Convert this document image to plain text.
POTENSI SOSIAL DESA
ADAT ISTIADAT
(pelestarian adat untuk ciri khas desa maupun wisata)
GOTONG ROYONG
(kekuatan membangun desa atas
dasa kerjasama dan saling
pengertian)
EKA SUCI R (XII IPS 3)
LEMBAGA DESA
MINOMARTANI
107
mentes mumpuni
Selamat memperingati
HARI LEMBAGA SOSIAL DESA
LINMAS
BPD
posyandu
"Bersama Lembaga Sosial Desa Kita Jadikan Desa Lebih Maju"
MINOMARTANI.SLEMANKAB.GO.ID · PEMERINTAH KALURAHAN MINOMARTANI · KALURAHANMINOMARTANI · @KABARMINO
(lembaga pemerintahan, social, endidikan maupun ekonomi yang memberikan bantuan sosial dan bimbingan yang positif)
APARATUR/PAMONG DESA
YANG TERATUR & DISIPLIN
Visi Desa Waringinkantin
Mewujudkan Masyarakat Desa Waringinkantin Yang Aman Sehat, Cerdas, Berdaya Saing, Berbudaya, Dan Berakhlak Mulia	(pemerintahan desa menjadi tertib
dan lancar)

· · · · · · ·

• EXERCISE GOAL
Take the entries above and transcribe them exactly.

• SOLUTION TO THE EXERCISE
Convert this document image to plain text.
POTENSI SOSIAL DESA
ADAT ISTIADAT
(pelestarian adat untuk ciri khas desa maupun wisata)
GOTONG ROYONG
(kekuatan membangun desa atas
dasa kerjasama dan saling
pengertian)
EKA SUCI R (XII IPS 3)
LEMBAGA DESA
MINOMARTANI
107
mentes mumpuni
Selamat memperingati
HARI LEMBAGA SOSIAL DESA
LINMAS
BPD
posyandu
"Bersama Lembaga Sosial Desa Kita Jadikan Desa Lebih Maju"
MINOMARTANI.SLEMANKAB.GO.ID · PEMERINTAH KALURAHAN MINOMARTANI · KALURAHANMINOMARTANI · @KABARMINO
(lembaga pemerintahan, social, endidikan maupun ekonomi yang memberikan bantuan sosial dan bimbingan yang positif)
APARATUR/PAMONG DESA
YANG TERATUR & DISIPLIN
Visi Desa Waringinkantin
Mewujudkan Masyarakat Desa Waringinkantin Yang Aman Sehat, Cerdas, Berdaya Saing, Berbudaya, Dan Berakhlak Mulia	(pemerintahan desa menjadi tertib
dan lancar)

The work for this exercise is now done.